→ **Exercise task 1**
Reproduce the passage of the book description from "I hadn’t read" up to and including "for a while.".

→ **Source**
# # # # # # #
From bestselling and award-winning author Traci Chee comes a standalone fantasy set against a war-ravaged world where kindling warfare—the use of elite, magic-wielding teenage soldiers—has been outlawed. In this rich and evocative novel, seven kindlings search for purpose and identity as they prepare for one final battle. For fans of the classic films Seven Samurai and The Magnificent Seven.

Once, the war was fought with kindlings—elite, magic-wielding warriors whose devastating power comes at the cost of their own young lives.

Now, the war is over, and kindlings have been cast adrift—their magic outlawed, their skills outdated, their formidable balar weapons prized only as relics and souvenirs.

Violence still plagues the countryside, and memories haunt those who remain. When a village comes under threat of siege, it offers an opportunity for seven kindlings to fight one last time. But war changed these warriors. And to reclaim who they once were, they will have to battle their pasts, their trauma, and their grim fates to come together again—or none of them will make it out alive.

From bestselling and award-winning author Traci Chee comes a gut-wrenching, introspective fantasy about seven lost soldiers searching for the peace they once fought for and the future in which they’re finally daring to believe.

The Kindling on Goodreads

My Review

I hadn’t read anything by Traci Chee before picking up this book, so I had no idea what to expect. I’ve heard good things about her other books, so she’s been an author I’ve wanted to read for a while.

The very first pages absolutely hooked me. Right away, I knew I was reading about a character who’d survived a war and was traveling, trying to get to a particular, important place. As the setting and history of the world became clear, I couldn’t help needing to know more about these young warriors who’d been forced to use magic in a war they didn’t choose and then cast aside and forgotten after the war ended.

The story follows seven points of view, which is pretty ambitious. That’s a lot of POVs to keep track of as a reader, and I’m sure it was a lot of details and backstories to keep straight as a writer– I’m in awe of Chee’s ability to do that.

You Are in This Book

The book is also written in second person, using “you” pronouns.
# # # # # # #
Image layout annotations:
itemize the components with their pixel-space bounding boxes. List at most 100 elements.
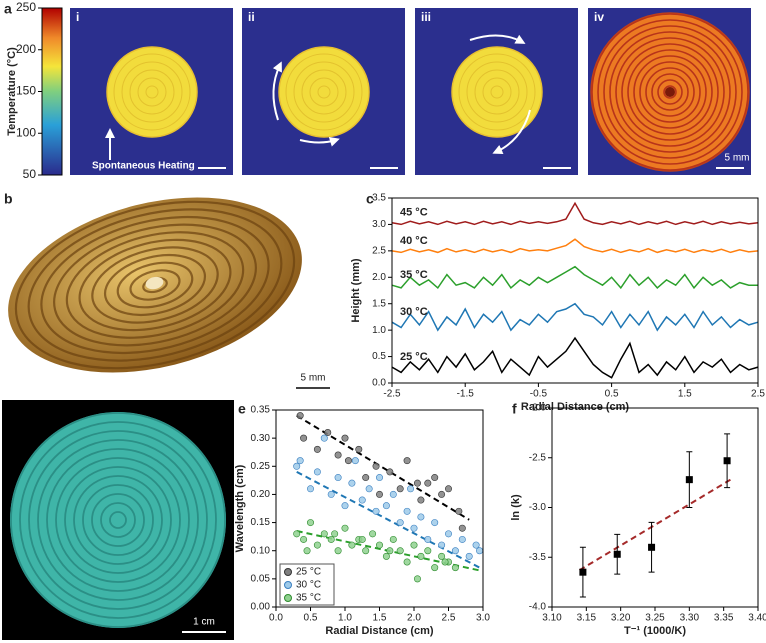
axes-frame [391, 197, 759, 384]
y-tick-label: 3.0 [372, 219, 386, 230]
point [424, 479, 432, 487]
point [438, 541, 446, 549]
ring [78, 238, 232, 332]
point [396, 547, 404, 555]
point [417, 513, 425, 521]
y-axis-title: Temperature (°C) [6, 47, 18, 136]
y-tick-label: 0.15 [251, 517, 271, 528]
line [391, 336, 759, 379]
panel-label: f [512, 401, 517, 417]
ring [309, 77, 339, 107]
y-tick-label: 50 [23, 167, 37, 181]
point [407, 485, 415, 493]
sample-disk [278, 46, 370, 138]
ring [633, 55, 707, 129]
y-tick-label: 0.35 [251, 405, 271, 416]
point [334, 474, 342, 482]
point [331, 530, 339, 538]
x-tick-label: 1.5 [678, 389, 692, 400]
y-tick-label: -3.5 [529, 552, 547, 563]
ring [597, 19, 743, 165]
point [389, 490, 397, 498]
point [362, 547, 370, 555]
point [451, 547, 459, 555]
point [444, 485, 452, 493]
x-tick-label: 0.5 [304, 613, 318, 624]
point [320, 434, 328, 442]
fit-line [296, 414, 470, 521]
point [369, 530, 377, 538]
ring [19, 421, 217, 619]
annotation: Spontaneous Heating [92, 161, 195, 172]
x-tick-label: -0.5 [530, 389, 548, 400]
point [334, 547, 342, 555]
ring [91, 493, 145, 547]
series-label: 30 °C [400, 306, 428, 318]
point [320, 530, 328, 538]
center-dot [665, 87, 675, 97]
y-axis-title: ln (k) [510, 494, 522, 521]
point [613, 550, 621, 558]
x-tick-label: 2.5 [442, 613, 456, 624]
series-label: 25 °C [400, 351, 428, 363]
y-tick-label: 0.00 [251, 602, 271, 613]
point [348, 541, 356, 549]
y-tick-label: -3.0 [529, 502, 547, 513]
point [431, 519, 439, 527]
point [382, 552, 390, 560]
y-tick-label: 2.5 [372, 245, 386, 256]
ring [14, 200, 296, 370]
point [417, 552, 425, 560]
point [396, 519, 404, 527]
ring [603, 25, 737, 159]
line [391, 265, 758, 290]
ring [103, 254, 207, 316]
point [296, 412, 304, 420]
disk [10, 412, 226, 628]
arrow [299, 137, 340, 147]
ring [37, 439, 199, 601]
line [391, 238, 759, 254]
point [358, 535, 366, 543]
x-tick-label: 3.35 [714, 613, 734, 624]
y-tick-label: 200 [16, 42, 36, 56]
y-tick-label: 1.0 [372, 325, 386, 336]
y-tick-label: 3.5 [372, 193, 386, 204]
subpanel-label: iii [421, 10, 431, 24]
point [355, 445, 363, 453]
y-axis-title: Height (mm) [350, 258, 362, 323]
thermal-image: iii [415, 8, 578, 175]
x-axis-title: T⁻¹ (1000/K) [624, 625, 686, 637]
y-axis-title: Wavelength (cm) [234, 464, 246, 552]
point [313, 445, 321, 453]
ring [137, 77, 167, 107]
ring [458, 53, 536, 131]
point [358, 496, 366, 504]
ring [621, 43, 719, 141]
point [458, 535, 466, 543]
subpanel-label: i [76, 10, 79, 24]
point [334, 451, 342, 459]
point [313, 541, 321, 549]
y-tick-label: -2.5 [529, 452, 547, 463]
ring [53, 223, 257, 347]
ring [317, 85, 331, 99]
point [375, 474, 383, 482]
point [579, 568, 587, 576]
point [300, 535, 308, 543]
y-tick-label: -4.0 [529, 602, 547, 613]
ring [27, 208, 283, 362]
point [403, 558, 411, 566]
x-tick-label: 3.40 [748, 613, 766, 624]
point [389, 535, 397, 543]
y-tick-label: 0.05 [251, 573, 271, 584]
subpanel-label: iv [594, 10, 604, 24]
ring [639, 61, 701, 123]
ring [490, 85, 504, 99]
point [375, 490, 383, 498]
ring [28, 430, 208, 610]
ring [73, 475, 163, 565]
point [382, 502, 390, 510]
thermal-image: i [70, 8, 233, 175]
# # # # # # #
→ **Exercise task 2**
Rewrite the records from the line with "axes-frame [391, 197, 759, 384]" up to and including the line with "point [331, 530, 339, 538]" as a numbered list, omitting blank lines.

→ **Written solution 1**
I hadn’t read anything by Traci Chee before picking up this book, so I had no idea what to expect. I’ve heard good things about her other books, so she’s been an author I’ve wanted to read for a while.

→ **Written solution 2**
1. axes-frame [391, 197, 759, 384]
2. y-tick-label: 3.0 [372, 219, 386, 230]
3. point [424, 479, 432, 487]
4. point [438, 541, 446, 549]
5. ring [78, 238, 232, 332]
6. point [396, 547, 404, 555]
7. point [417, 513, 425, 521]
8. y-axis-title: Temperature (°C) [6, 47, 18, 136]
9. y-tick-label: 0.15 [251, 517, 271, 528]
10. line [391, 336, 759, 379]
11. panel-label: f [512, 401, 517, 417]
12. ring [309, 77, 339, 107]
13. y-tick-label: 50 [23, 167, 37, 181]
14. point [407, 485, 415, 493]
15. sample-disk [278, 46, 370, 138]
16. ring [633, 55, 707, 129]
17. y-tick-label: 0.35 [251, 405, 271, 416]
18. point [334, 474, 342, 482]
19. point [331, 530, 339, 538]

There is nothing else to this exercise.